Recorded data
= = = = = = =

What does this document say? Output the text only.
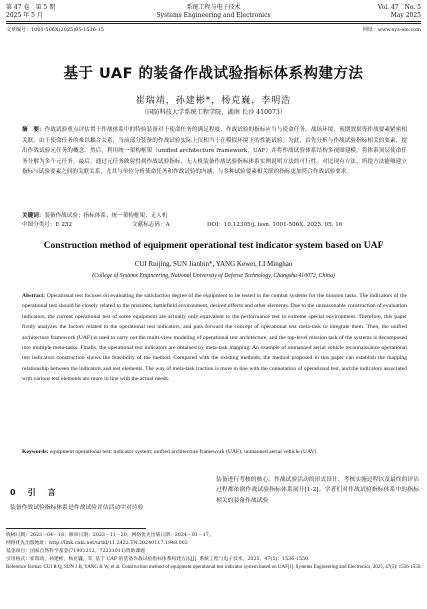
第 47 卷　第 5 期
2025 年 5 月
系统工程与电子技术
Systems Engineering and Electronics
Vol. 47　No. 5
May 2025
文章编号：1001-506X(2025)05-1536-15	网址：www.sys-ele.com
基于 UAF 的装备作战试验指标体系构建方法
崔瑞靖，孙建彬*，杨克巍，李明浩
（国防科技大学系统工程学院，湖南 长沙 410073）
摘　要：作战试验重点评估置于作战体系中的特验装备对于使命任务的满足程度，作战试验的指标应当与使命任务、战场环境、预期效果等作战要素紧密相关联。由于使命任务的难以耦合关系，当前部分装备的作战试验实际上仅相当于在模拟环境下的性能试验。为此，首先分析与作战试验指标相关的要素，提出作战试验元任务的概念。然后，利用统一架构框架（unified architecture framework，UAF）并将作战试验体系结构多视图建模，将体系顶层使命任务分解为多个元任务。最后，通过元任务映射得到作战试验指标，无人机装备作战试验指标体系实例说明方法的可行性。对比现有方法，所提方法能够建立指标与试验要素之间的关联关系，尤其与单位分析使命任务和作战试验的内涵，与多种试验要素相关联的指标更加符合作战试验要求。
关键词：装备作战试验；指标体系；统一架构框架；无人机
中图分类号：E 252	文献标志码：A	DOI：10.12305/j. issn. 1001-506X. 2025. 05. 16
Construction method of equipment operational test indicator system based on UAF
CUI Ruijing, SUN Jianbin*, YANG Kewei, LI Minghao
(College of Systems Engineering, National University of Defense Technology, Changsha 410073, China)
Abstract: Operational test focuses on evaluating the satisfaction degree of the equipment to be tested in the combat systems for the mission tasks. The indicators of the operational test should be closely related to the missions, battlefield environment, desired effects and other elements. Due to the unreasonable construction of evaluation indicators, the current operational test of some equipment are actually only equivalent to the performance test in extreme special environment. Therefore, this paper firstly analyzes the factors related to the operational test indicators, and puts forward the concept of operational test meta-task to integrate them. Then, the unified architecture framework (UAF) is used to carry out the multi-view modeling of operational test architecture, and the top-level mission task of the systems is decomposed into multiple meta-tasks. Finally, the operational test indicators are obtained by meta-task mapping. An example of unmanned aerial vehicle reconnaissance operational test indicators construction shows the feasibility of the method. Compared with the existing methods, the method proposed in this paper can establish the mapping relationship between the indicators and test elements. The way of meta-task traction is more in line with the connotation of operational test, and the indicators associated with various test elements are more in line with the actual needs.
Keywords: equipment operational test; indicator system; unified architecture framework (UAF); unmanned aerial vehicle (UAV)
0　引　言
装备作战试验指标体系是作战试验评估活动中对待验
装备进行考核的核心。作战试验活动的形式设计、考核实施过程以及最终的评估过程都依据作战试验指标体系展开[1-2]。学者们对作战试验指标体系中的指标相关的装备作战试验
收稿日期：2023－04－18；修回日期：2023－11－20；网络优先出版日期：2024－01－17。
网络优先出版地址：http://link.cnki.net/urlid/11.2422.TN.20240117.1948.002
基金项目：国家自然科学基金(71901212，72231011)资助课题
引用格式：崔瑞靖，孙建彬，杨克巍，等. 基于 UAF 的装备作战试验指标体系构建方法[J]. 系统工程与电子技术，2025，47(5)：1536-1550.
Reference format: CUI R Q, SUN J B, YANG K W, et al. Construction method of equipment operational test indicator system based on UAF[J]. Systems Engineering and Electronics, 2025, 47(5): 1536-1550.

= = = = = = =

▶ [SHORT TASK] Write out every line of the data that holds the word "based".

▶ [PROBLEM SOLUTION]
Construction method of equipment operational test indicator system based on UAF
Reference format: CUI R Q, SUN J B, YANG K W, et al. Construction method of equipment operational test indicator system based on UAF[J]. Systems Engineering and Electronics, 2025, 47(5): 1536-1550.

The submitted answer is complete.